_What is needed_
Give again the lines from the line with "Convert this screenshot" to the last line of the records, exactly and in full. Do not carry over any pictures.

_Supplied data_
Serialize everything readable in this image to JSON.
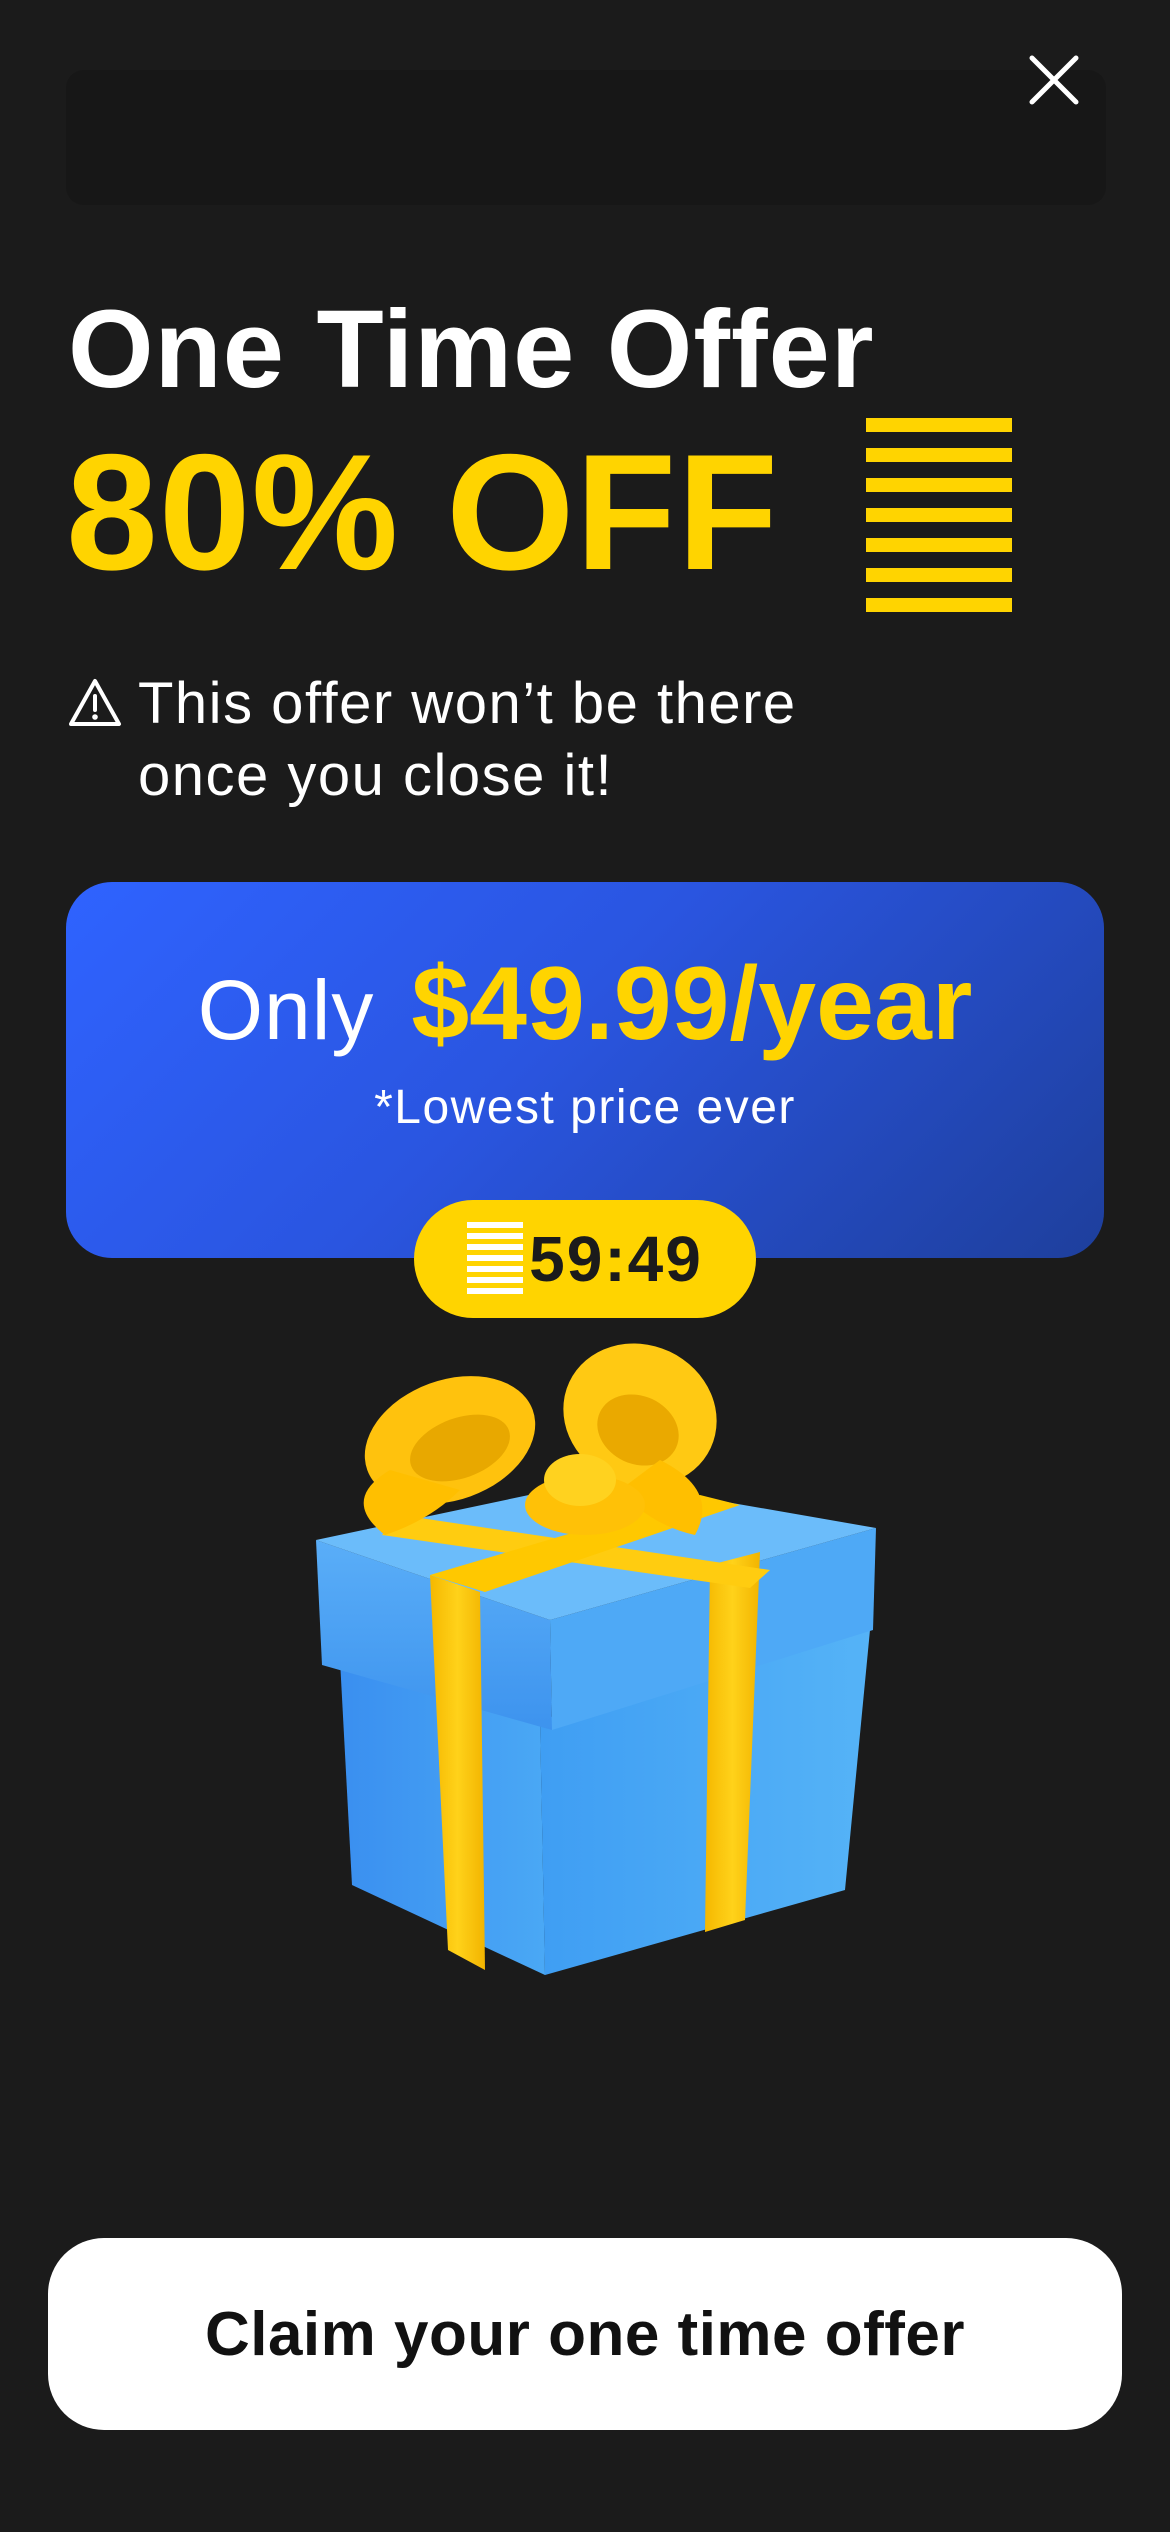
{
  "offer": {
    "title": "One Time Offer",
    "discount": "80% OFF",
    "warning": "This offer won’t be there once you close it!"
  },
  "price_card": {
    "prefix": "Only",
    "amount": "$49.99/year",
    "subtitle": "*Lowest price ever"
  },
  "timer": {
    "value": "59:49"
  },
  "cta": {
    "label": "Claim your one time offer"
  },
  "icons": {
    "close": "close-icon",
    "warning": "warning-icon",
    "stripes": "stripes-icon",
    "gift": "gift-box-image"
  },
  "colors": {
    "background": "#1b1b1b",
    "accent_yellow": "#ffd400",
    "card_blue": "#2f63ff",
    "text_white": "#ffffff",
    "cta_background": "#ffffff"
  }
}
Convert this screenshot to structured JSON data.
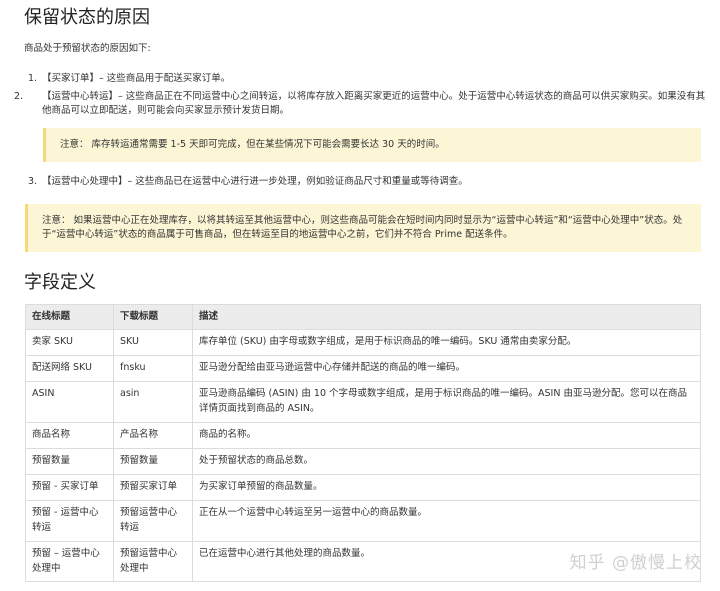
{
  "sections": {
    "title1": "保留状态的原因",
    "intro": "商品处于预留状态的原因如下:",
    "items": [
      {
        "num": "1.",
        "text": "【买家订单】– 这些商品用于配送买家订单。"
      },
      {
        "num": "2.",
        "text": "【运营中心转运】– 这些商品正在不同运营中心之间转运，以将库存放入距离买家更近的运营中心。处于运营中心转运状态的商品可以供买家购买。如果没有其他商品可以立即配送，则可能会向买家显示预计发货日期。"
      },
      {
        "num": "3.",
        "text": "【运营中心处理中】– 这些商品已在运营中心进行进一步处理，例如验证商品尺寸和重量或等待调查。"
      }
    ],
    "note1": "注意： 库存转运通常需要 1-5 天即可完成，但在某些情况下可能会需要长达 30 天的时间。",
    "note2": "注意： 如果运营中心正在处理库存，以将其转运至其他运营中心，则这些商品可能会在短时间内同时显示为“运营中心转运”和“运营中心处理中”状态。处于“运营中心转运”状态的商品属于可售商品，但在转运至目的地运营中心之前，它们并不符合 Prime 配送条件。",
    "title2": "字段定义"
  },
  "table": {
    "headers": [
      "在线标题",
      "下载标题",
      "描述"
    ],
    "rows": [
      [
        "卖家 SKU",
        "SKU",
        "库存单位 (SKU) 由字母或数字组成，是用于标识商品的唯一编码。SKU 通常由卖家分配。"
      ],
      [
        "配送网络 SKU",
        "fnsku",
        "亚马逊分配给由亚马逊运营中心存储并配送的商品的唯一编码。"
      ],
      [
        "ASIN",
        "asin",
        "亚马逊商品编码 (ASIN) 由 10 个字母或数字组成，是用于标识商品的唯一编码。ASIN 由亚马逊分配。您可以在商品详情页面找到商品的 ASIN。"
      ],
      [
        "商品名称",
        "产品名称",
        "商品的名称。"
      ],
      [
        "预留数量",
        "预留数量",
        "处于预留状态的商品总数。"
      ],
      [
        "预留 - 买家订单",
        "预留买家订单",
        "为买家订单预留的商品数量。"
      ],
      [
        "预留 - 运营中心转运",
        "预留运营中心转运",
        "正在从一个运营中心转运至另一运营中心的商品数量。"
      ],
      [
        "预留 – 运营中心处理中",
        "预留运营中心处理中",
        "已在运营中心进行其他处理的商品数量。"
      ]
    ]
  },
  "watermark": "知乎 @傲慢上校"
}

_Solution for this exercise_
Convert this screenshot to structured JSON data.
{
  "sections": {
    "title1": "保留状态的原因",
    "intro": "商品处于预留状态的原因如下:",
    "items": [
      {
        "num": "1.",
        "text": "【买家订单】– 这些商品用于配送买家订单。"
      },
      {
        "num": "2.",
        "text": "【运营中心转运】– 这些商品正在不同运营中心之间转运，以将库存放入距离买家更近的运营中心。处于运营中心转运状态的商品可以供买家购买。如果没有其他商品可以立即配送，则可能会向买家显示预计发货日期。"
      },
      {
        "num": "3.",
        "text": "【运营中心处理中】– 这些商品已在运营中心进行进一步处理，例如验证商品尺寸和重量或等待调查。"
      }
    ],
    "note1": "注意： 库存转运通常需要 1-5 天即可完成，但在某些情况下可能会需要长达 30 天的时间。",
    "note2": "注意： 如果运营中心正在处理库存，以将其转运至其他运营中心，则这些商品可能会在短时间内同时显示为“运营中心转运”和“运营中心处理中”状态。处于“运营中心转运”状态的商品属于可售商品，但在转运至目的地运营中心之前，它们并不符合 Prime 配送条件。",
    "title2": "字段定义"
  },
  "table": {
    "headers": [
      "在线标题",
      "下载标题",
      "描述"
    ],
    "rows": [
      [
        "卖家 SKU",
        "SKU",
        "库存单位 (SKU) 由字母或数字组成，是用于标识商品的唯一编码。SKU 通常由卖家分配。"
      ],
      [
        "配送网络 SKU",
        "fnsku",
        "亚马逊分配给由亚马逊运营中心存储并配送的商品的唯一编码。"
      ],
      [
        "ASIN",
        "asin",
        "亚马逊商品编码 (ASIN) 由 10 个字母或数字组成，是用于标识商品的唯一编码。ASIN 由亚马逊分配。您可以在商品详情页面找到商品的 ASIN。"
      ],
      [
        "商品名称",
        "产品名称",
        "商品的名称。"
      ],
      [
        "预留数量",
        "预留数量",
        "处于预留状态的商品总数。"
      ],
      [
        "预留 - 买家订单",
        "预留买家订单",
        "为买家订单预留的商品数量。"
      ],
      [
        "预留 - 运营中心转运",
        "预留运营中心转运",
        "正在从一个运营中心转运至另一运营中心的商品数量。"
      ],
      [
        "预留 – 运营中心处理中",
        "预留运营中心处理中",
        "已在运营中心进行其他处理的商品数量。"
      ]
    ]
  },
  "watermark": "知乎 @傲慢上校"
}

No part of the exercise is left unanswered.